(Data extract)
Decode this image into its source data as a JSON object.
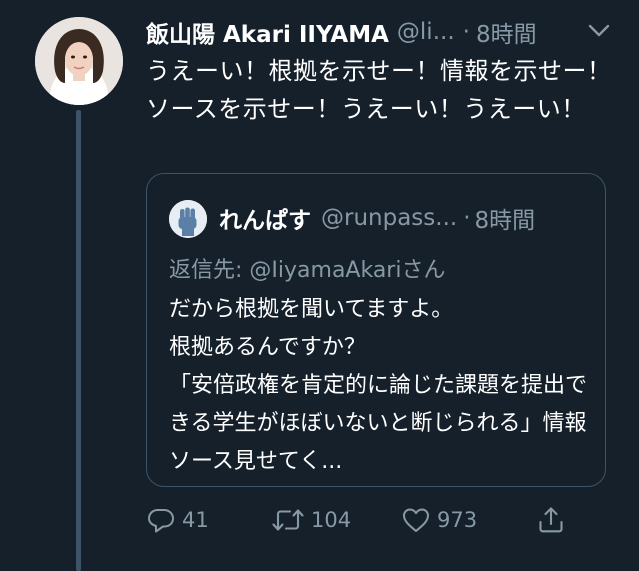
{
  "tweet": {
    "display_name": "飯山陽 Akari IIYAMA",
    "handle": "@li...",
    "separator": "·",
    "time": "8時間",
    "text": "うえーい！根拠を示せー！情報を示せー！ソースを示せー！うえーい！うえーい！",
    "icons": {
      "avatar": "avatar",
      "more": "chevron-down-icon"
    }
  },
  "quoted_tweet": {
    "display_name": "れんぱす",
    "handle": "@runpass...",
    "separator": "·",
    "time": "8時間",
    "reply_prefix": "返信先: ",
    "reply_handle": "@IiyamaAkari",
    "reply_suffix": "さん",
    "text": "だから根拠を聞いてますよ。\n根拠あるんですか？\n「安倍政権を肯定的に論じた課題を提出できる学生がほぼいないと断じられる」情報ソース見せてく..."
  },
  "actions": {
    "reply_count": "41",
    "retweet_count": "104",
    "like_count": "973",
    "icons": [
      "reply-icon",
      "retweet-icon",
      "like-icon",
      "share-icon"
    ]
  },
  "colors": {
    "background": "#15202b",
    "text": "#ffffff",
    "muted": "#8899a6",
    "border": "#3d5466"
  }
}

(What the task asks)
Leave the images out and output the remaining material exactly as it stands.

(Complete answer)
Decode this image into its source data as a JSON object.
{
  "tweet": {
    "display_name": "飯山陽 Akari IIYAMA",
    "handle": "@li...",
    "separator": "·",
    "time": "8時間",
    "text": "うえーい！根拠を示せー！情報を示せー！ソースを示せー！うえーい！うえーい！",
    "icons": {
      "avatar": "avatar",
      "more": "chevron-down-icon"
    }
  },
  "quoted_tweet": {
    "display_name": "れんぱす",
    "handle": "@runpass...",
    "separator": "·",
    "time": "8時間",
    "reply_prefix": "返信先: ",
    "reply_handle": "@IiyamaAkari",
    "reply_suffix": "さん",
    "text": "だから根拠を聞いてますよ。\n根拠あるんですか？\n「安倍政権を肯定的に論じた課題を提出できる学生がほぼいないと断じられる」情報ソース見せてく..."
  },
  "actions": {
    "reply_count": "41",
    "retweet_count": "104",
    "like_count": "973",
    "icons": [
      "reply-icon",
      "retweet-icon",
      "like-icon",
      "share-icon"
    ]
  },
  "colors": {
    "background": "#15202b",
    "text": "#ffffff",
    "muted": "#8899a6",
    "border": "#3d5466"
  }
}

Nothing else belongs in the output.